start SUPPLIED ENTRIES

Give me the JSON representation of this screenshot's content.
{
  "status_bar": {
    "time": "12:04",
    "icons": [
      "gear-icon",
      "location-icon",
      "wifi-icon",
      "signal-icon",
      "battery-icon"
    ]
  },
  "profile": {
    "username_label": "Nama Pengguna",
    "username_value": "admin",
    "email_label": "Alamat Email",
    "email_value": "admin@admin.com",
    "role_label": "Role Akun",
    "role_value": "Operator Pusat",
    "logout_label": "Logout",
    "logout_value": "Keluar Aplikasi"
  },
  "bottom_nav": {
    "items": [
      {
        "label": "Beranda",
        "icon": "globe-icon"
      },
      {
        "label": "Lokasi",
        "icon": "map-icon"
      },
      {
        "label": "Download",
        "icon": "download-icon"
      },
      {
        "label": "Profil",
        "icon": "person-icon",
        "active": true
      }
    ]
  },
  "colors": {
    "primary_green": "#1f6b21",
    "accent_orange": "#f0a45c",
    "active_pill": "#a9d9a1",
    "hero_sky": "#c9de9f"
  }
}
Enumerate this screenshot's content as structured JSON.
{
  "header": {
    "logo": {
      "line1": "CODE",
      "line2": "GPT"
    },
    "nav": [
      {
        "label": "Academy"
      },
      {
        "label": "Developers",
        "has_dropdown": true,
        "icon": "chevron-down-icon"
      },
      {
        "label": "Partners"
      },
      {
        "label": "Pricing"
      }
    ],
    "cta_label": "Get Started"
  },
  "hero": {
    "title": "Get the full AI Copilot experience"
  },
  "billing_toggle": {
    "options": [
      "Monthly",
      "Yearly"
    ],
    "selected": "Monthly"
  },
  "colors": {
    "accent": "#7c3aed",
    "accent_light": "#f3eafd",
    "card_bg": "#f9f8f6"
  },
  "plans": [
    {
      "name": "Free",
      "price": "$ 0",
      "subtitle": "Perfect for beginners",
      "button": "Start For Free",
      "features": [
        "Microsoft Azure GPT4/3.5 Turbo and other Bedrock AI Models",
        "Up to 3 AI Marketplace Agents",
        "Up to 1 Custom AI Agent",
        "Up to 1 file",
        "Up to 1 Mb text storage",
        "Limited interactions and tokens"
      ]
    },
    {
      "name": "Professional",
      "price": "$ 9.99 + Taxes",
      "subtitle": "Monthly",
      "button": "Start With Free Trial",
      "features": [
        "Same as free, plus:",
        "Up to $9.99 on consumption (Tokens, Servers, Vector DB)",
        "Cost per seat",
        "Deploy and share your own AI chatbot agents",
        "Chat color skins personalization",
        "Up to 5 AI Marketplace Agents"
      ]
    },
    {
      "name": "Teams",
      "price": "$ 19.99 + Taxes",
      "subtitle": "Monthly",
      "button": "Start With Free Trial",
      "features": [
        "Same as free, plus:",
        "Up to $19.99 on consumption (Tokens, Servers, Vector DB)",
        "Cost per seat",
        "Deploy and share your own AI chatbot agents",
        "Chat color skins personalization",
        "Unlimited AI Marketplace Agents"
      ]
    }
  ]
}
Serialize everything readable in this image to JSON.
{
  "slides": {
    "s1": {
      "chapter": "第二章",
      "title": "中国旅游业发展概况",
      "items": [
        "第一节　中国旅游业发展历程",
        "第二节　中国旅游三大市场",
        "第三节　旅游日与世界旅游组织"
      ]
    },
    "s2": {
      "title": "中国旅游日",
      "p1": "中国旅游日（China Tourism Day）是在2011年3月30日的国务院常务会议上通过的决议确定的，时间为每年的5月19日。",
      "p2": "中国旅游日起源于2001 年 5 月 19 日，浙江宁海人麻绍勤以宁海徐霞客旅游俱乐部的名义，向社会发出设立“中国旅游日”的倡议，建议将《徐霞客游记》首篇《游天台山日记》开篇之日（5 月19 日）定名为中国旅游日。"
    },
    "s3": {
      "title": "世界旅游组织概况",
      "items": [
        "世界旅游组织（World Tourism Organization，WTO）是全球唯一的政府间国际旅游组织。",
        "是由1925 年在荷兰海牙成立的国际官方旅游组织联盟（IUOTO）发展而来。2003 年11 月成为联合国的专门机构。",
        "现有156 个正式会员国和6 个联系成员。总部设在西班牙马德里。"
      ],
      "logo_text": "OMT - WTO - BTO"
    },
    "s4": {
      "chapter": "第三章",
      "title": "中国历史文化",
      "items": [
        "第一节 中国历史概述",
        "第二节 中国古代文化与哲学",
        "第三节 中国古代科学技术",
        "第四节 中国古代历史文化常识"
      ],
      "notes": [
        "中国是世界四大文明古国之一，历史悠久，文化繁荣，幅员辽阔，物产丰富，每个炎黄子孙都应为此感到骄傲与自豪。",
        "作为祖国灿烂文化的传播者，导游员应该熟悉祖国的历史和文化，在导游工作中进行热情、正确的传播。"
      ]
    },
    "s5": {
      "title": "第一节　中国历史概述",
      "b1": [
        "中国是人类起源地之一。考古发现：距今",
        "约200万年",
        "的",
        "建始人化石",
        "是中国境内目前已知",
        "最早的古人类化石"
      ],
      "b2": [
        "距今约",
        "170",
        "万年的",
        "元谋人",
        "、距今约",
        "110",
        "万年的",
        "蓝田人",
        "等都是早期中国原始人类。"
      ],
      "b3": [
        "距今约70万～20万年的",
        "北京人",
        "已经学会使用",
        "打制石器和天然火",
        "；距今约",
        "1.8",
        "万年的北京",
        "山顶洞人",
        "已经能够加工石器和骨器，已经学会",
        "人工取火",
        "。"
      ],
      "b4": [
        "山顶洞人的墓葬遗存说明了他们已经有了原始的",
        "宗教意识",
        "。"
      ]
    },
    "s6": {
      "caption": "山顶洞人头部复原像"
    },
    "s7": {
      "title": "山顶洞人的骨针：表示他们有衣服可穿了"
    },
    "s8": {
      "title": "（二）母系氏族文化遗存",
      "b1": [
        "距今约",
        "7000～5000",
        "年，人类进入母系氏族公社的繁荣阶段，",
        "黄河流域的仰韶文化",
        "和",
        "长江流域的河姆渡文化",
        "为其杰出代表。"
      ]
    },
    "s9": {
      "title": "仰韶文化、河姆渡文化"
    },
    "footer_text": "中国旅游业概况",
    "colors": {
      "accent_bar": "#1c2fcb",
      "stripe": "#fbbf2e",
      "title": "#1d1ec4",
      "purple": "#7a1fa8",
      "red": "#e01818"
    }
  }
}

end SUPPLIED ENTRIES

TASK GOAL: Each record must be returned exactly as it is written.

FINISHED TASK:
Give me the JSON representation of this screenshot's content.
{
  "status_bar": {
    "time": "12:04",
    "icons": [
      "gear-icon",
      "location-icon",
      "wifi-icon",
      "signal-icon",
      "battery-icon"
    ]
  },
  "profile": {
    "username_label": "Nama Pengguna",
    "username_value": "admin",
    "email_label": "Alamat Email",
    "email_value": "admin@admin.com",
    "role_label": "Role Akun",
    "role_value": "Operator Pusat",
    "logout_label": "Logout",
    "logout_value": "Keluar Aplikasi"
  },
  "bottom_nav": {
    "items": [
      {
        "label": "Beranda",
        "icon": "globe-icon"
      },
      {
        "label": "Lokasi",
        "icon": "map-icon"
      },
      {
        "label": "Download",
        "icon": "download-icon"
      },
      {
        "label": "Profil",
        "icon": "person-icon",
        "active": true
      }
    ]
  },
  "colors": {
    "primary_green": "#1f6b21",
    "accent_orange": "#f0a45c",
    "active_pill": "#a9d9a1",
    "hero_sky": "#c9de9f"
  }
}
Enumerate this screenshot's content as structured JSON.
{
  "header": {
    "logo": {
      "line1": "CODE",
      "line2": "GPT"
    },
    "nav": [
      {
        "label": "Academy"
      },
      {
        "label": "Developers",
        "has_dropdown": true,
        "icon": "chevron-down-icon"
      },
      {
        "label": "Partners"
      },
      {
        "label": "Pricing"
      }
    ],
    "cta_label": "Get Started"
  },
  "hero": {
    "title": "Get the full AI Copilot experience"
  },
  "billing_toggle": {
    "options": [
      "Monthly",
      "Yearly"
    ],
    "selected": "Monthly"
  },
  "colors": {
    "accent": "#7c3aed",
    "accent_light": "#f3eafd",
    "card_bg": "#f9f8f6"
  },
  "plans": [
    {
      "name": "Free",
      "price": "$ 0",
      "subtitle": "Perfect for beginners",
      "button": "Start For Free",
      "features": [
        "Microsoft Azure GPT4/3.5 Turbo and other Bedrock AI Models",
        "Up to 3 AI Marketplace Agents",
        "Up to 1 Custom AI Agent",
        "Up to 1 file",
        "Up to 1 Mb text storage",
        "Limited interactions and tokens"
      ]
    },
    {
      "name": "Professional",
      "price": "$ 9.99 + Taxes",
      "subtitle": "Monthly",
      "button": "Start With Free Trial",
      "features": [
        "Same as free, plus:",
        "Up to $9.99 on consumption (Tokens, Servers, Vector DB)",
        "Cost per seat",
        "Deploy and share your own AI chatbot agents",
        "Chat color skins personalization",
        "Up to 5 AI Marketplace Agents"
      ]
    },
    {
      "name": "Teams",
      "price": "$ 19.99 + Taxes",
      "subtitle": "Monthly",
      "button": "Start With Free Trial",
      "features": [
        "Same as free, plus:",
        "Up to $19.99 on consumption (Tokens, Servers, Vector DB)",
        "Cost per seat",
        "Deploy and share your own AI chatbot agents",
        "Chat color skins personalization",
        "Unlimited AI Marketplace Agents"
      ]
    }
  ]
}
Serialize everything readable in this image to JSON.
{
  "slides": {
    "s1": {
      "chapter": "第二章",
      "title": "中国旅游业发展概况",
      "items": [
        "第一节　中国旅游业发展历程",
        "第二节　中国旅游三大市场",
        "第三节　旅游日与世界旅游组织"
      ]
    },
    "s2": {
      "title": "中国旅游日",
      "p1": "中国旅游日（China Tourism Day）是在2011年3月30日的国务院常务会议上通过的决议确定的，时间为每年的5月19日。",
      "p2": "中国旅游日起源于2001 年 5 月 19 日，浙江宁海人麻绍勤以宁海徐霞客旅游俱乐部的名义，向社会发出设立“中国旅游日”的倡议，建议将《徐霞客游记》首篇《游天台山日记》开篇之日（5 月19 日）定名为中国旅游日。"
    },
    "s3": {
      "title": "世界旅游组织概况",
      "items": [
        "世界旅游组织（World Tourism Organization，WTO）是全球唯一的政府间国际旅游组织。",
        "是由1925 年在荷兰海牙成立的国际官方旅游组织联盟（IUOTO）发展而来。2003 年11 月成为联合国的专门机构。",
        "现有156 个正式会员国和6 个联系成员。总部设在西班牙马德里。"
      ],
      "logo_text": "OMT - WTO - BTO"
    },
    "s4": {
      "chapter": "第三章",
      "title": "中国历史文化",
      "items": [
        "第一节 中国历史概述",
        "第二节 中国古代文化与哲学",
        "第三节 中国古代科学技术",
        "第四节 中国古代历史文化常识"
      ],
      "notes": [
        "中国是世界四大文明古国之一，历史悠久，文化繁荣，幅员辽阔，物产丰富，每个炎黄子孙都应为此感到骄傲与自豪。",
        "作为祖国灿烂文化的传播者，导游员应该熟悉祖国的历史和文化，在导游工作中进行热情、正确的传播。"
      ]
    },
    "s5": {
      "title": "第一节　中国历史概述",
      "b1": [
        "中国是人类起源地之一。考古发现：距今",
        "约200万年",
        "的",
        "建始人化石",
        "是中国境内目前已知",
        "最早的古人类化石"
      ],
      "b2": [
        "距今约",
        "170",
        "万年的",
        "元谋人",
        "、距今约",
        "110",
        "万年的",
        "蓝田人",
        "等都是早期中国原始人类。"
      ],
      "b3": [
        "距今约70万～20万年的",
        "北京人",
        "已经学会使用",
        "打制石器和天然火",
        "；距今约",
        "1.8",
        "万年的北京",
        "山顶洞人",
        "已经能够加工石器和骨器，已经学会",
        "人工取火",
        "。"
      ],
      "b4": [
        "山顶洞人的墓葬遗存说明了他们已经有了原始的",
        "宗教意识",
        "。"
      ]
    },
    "s6": {
      "caption": "山顶洞人头部复原像"
    },
    "s7": {
      "title": "山顶洞人的骨针：表示他们有衣服可穿了"
    },
    "s8": {
      "title": "（二）母系氏族文化遗存",
      "b1": [
        "距今约",
        "7000～5000",
        "年，人类进入母系氏族公社的繁荣阶段，",
        "黄河流域的仰韶文化",
        "和",
        "长江流域的河姆渡文化",
        "为其杰出代表。"
      ]
    },
    "s9": {
      "title": "仰韶文化、河姆渡文化"
    },
    "footer_text": "中国旅游业概况",
    "colors": {
      "accent_bar": "#1c2fcb",
      "stripe": "#fbbf2e",
      "title": "#1d1ec4",
      "purple": "#7a1fa8",
      "red": "#e01818"
    }
  }
}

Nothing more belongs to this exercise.